WHAT TO PRODUCE:
Scan the listing below. Report each line that includes "tante".

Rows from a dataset

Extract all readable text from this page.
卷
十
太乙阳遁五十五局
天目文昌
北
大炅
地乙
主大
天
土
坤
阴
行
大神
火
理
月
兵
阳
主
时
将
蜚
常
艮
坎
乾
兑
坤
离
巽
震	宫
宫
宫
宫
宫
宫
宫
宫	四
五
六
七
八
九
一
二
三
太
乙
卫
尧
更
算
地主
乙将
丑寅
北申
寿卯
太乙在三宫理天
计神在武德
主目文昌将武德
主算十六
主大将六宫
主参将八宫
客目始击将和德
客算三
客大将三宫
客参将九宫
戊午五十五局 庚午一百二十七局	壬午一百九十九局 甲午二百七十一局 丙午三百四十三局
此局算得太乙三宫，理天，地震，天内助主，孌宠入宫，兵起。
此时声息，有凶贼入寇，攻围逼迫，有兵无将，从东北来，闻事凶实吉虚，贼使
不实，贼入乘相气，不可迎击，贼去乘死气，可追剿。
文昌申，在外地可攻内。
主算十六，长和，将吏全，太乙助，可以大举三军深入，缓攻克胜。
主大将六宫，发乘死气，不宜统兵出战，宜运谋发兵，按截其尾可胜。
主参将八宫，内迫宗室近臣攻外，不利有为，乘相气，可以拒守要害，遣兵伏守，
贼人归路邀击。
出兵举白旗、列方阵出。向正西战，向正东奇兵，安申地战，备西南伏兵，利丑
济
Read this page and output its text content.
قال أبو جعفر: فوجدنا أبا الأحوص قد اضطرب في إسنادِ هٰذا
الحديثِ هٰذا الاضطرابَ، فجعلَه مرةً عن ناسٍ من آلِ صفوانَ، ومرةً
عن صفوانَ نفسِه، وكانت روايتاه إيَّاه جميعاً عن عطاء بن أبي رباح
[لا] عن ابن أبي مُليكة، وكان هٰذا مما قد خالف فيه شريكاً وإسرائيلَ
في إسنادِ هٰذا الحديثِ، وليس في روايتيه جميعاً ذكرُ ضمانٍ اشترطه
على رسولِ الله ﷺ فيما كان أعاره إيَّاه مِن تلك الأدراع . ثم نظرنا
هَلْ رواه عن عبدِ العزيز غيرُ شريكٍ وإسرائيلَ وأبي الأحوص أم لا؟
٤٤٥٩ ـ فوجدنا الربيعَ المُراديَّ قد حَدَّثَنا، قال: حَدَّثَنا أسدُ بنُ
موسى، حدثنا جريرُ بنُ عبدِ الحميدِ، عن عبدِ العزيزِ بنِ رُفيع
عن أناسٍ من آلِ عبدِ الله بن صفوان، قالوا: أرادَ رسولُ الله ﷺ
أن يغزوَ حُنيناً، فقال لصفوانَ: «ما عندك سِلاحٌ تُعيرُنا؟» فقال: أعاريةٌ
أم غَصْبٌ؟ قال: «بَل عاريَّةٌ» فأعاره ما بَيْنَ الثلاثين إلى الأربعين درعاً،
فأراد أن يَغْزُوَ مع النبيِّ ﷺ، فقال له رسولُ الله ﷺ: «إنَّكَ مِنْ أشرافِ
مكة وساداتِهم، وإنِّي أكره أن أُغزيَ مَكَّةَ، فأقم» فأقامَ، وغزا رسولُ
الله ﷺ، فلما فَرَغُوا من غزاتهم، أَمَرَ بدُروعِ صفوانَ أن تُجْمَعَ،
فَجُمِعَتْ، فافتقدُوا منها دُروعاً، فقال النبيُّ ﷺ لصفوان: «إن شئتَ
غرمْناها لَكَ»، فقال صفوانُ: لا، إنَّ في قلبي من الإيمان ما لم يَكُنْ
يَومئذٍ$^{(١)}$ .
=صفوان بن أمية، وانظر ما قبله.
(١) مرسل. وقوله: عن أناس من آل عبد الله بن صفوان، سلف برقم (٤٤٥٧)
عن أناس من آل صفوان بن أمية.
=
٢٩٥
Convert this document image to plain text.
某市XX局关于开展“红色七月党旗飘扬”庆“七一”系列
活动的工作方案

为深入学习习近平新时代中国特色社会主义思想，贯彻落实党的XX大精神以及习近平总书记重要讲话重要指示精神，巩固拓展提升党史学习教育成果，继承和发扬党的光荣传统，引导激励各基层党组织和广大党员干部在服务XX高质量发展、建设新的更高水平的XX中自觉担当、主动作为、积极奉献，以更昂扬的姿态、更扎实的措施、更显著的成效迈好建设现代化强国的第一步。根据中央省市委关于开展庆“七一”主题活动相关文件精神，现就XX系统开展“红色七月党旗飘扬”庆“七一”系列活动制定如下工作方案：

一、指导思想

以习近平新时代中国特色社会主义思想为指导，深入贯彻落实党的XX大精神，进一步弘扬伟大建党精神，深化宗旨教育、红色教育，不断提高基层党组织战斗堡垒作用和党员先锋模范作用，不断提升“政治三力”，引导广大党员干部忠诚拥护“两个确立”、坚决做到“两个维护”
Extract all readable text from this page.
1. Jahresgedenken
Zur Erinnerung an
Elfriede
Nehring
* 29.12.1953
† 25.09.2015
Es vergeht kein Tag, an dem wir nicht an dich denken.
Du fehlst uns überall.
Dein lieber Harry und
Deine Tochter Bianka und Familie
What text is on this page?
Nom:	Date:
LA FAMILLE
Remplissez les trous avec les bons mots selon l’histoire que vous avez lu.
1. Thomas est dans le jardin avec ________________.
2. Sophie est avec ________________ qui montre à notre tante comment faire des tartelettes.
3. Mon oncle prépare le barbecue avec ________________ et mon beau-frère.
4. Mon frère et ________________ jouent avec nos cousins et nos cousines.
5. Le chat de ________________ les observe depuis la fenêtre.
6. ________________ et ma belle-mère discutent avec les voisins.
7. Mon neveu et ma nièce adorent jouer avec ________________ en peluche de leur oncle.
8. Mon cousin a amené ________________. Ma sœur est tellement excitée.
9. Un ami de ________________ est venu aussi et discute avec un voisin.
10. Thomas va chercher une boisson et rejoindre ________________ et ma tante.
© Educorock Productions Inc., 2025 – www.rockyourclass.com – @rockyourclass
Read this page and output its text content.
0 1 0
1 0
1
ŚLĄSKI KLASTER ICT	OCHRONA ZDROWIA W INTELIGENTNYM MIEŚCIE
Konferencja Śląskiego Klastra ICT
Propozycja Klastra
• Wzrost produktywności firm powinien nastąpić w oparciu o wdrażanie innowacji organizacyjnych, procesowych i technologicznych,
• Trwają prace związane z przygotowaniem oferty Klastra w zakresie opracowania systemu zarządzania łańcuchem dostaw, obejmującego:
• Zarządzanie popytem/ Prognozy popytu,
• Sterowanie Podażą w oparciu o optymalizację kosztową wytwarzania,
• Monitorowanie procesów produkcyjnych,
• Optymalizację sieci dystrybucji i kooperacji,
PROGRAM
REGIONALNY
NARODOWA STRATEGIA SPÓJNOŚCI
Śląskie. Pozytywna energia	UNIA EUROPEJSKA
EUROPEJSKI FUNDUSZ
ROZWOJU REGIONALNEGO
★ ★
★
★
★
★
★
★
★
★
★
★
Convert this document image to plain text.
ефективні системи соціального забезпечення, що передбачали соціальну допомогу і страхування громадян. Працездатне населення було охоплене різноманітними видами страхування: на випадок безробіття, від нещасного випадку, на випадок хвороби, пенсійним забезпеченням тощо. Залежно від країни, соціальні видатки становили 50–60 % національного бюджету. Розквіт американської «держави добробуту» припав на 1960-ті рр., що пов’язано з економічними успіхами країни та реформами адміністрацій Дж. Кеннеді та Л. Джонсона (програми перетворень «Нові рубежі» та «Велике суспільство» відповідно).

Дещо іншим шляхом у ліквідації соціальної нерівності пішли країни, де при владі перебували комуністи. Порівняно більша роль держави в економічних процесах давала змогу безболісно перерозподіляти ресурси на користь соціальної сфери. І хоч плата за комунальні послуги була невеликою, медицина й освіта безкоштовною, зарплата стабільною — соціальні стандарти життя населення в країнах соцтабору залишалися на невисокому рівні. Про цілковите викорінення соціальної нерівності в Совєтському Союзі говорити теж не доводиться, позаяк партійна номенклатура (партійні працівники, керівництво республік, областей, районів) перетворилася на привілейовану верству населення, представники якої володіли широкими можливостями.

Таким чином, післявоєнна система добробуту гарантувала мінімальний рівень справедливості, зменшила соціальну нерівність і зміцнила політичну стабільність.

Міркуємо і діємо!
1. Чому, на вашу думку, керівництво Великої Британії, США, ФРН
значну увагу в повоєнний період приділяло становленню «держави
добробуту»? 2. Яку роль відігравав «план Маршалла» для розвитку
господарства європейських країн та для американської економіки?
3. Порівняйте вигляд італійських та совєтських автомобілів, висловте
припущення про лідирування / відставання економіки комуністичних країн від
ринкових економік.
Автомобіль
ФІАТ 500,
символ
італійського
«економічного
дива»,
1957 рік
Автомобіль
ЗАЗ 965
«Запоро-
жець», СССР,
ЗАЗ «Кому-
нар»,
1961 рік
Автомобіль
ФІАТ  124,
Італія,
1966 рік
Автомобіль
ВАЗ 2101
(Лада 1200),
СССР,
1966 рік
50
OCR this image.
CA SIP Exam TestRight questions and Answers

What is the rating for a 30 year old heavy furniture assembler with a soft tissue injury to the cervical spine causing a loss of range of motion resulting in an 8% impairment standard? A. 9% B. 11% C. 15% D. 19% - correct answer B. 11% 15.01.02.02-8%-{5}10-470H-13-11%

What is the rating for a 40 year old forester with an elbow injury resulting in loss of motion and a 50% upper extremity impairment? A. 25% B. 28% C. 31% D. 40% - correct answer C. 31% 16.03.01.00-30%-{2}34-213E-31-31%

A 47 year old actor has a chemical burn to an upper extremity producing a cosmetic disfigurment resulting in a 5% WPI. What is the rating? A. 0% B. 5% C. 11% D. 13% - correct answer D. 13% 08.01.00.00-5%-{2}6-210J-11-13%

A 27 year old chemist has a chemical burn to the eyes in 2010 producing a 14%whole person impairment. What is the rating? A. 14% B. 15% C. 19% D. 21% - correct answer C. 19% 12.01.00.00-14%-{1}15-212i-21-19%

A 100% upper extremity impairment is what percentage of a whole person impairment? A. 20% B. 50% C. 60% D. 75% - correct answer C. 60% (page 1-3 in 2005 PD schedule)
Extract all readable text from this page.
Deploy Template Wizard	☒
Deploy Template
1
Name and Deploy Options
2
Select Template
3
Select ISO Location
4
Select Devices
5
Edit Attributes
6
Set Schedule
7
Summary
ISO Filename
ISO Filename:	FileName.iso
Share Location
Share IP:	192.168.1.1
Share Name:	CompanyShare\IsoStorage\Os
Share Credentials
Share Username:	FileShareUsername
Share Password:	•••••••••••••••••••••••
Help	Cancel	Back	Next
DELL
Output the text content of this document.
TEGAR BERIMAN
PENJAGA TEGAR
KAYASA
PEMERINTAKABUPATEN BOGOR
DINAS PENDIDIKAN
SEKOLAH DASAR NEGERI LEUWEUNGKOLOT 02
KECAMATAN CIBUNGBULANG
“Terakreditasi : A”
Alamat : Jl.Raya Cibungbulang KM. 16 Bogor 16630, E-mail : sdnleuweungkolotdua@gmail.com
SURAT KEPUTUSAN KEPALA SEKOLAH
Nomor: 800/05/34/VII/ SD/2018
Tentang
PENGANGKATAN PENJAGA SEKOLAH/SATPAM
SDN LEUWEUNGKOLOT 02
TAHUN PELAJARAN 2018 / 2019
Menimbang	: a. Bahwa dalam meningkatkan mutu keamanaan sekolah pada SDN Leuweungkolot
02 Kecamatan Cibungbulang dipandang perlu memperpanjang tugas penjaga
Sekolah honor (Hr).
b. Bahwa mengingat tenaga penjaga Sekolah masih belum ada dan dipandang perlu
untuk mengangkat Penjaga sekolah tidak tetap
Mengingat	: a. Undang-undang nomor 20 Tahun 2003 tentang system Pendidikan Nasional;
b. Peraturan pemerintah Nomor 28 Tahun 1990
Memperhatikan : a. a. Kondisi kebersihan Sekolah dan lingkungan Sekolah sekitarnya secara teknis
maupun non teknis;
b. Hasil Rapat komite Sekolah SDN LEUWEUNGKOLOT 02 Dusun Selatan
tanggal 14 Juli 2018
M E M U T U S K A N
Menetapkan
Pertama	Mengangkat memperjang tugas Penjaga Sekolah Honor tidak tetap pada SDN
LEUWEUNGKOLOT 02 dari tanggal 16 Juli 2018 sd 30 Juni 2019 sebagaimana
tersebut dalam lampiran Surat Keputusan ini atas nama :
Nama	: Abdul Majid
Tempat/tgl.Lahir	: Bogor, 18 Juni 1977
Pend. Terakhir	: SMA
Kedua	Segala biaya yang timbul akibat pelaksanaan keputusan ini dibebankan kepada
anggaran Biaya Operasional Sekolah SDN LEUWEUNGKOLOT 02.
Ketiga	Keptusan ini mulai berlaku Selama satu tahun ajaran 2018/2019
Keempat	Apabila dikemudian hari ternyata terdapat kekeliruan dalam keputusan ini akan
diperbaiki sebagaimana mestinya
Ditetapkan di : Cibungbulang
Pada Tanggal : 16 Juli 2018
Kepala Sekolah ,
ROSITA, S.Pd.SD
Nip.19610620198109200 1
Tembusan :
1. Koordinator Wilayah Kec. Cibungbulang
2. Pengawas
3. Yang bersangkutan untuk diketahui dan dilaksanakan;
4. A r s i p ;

EXERCISE ANSWER:
2. Sophie est avec ________________ qui montre à notre tante comment faire des tartelettes.
10. Thomas va chercher une boisson et rejoindre ________________ et ma tante.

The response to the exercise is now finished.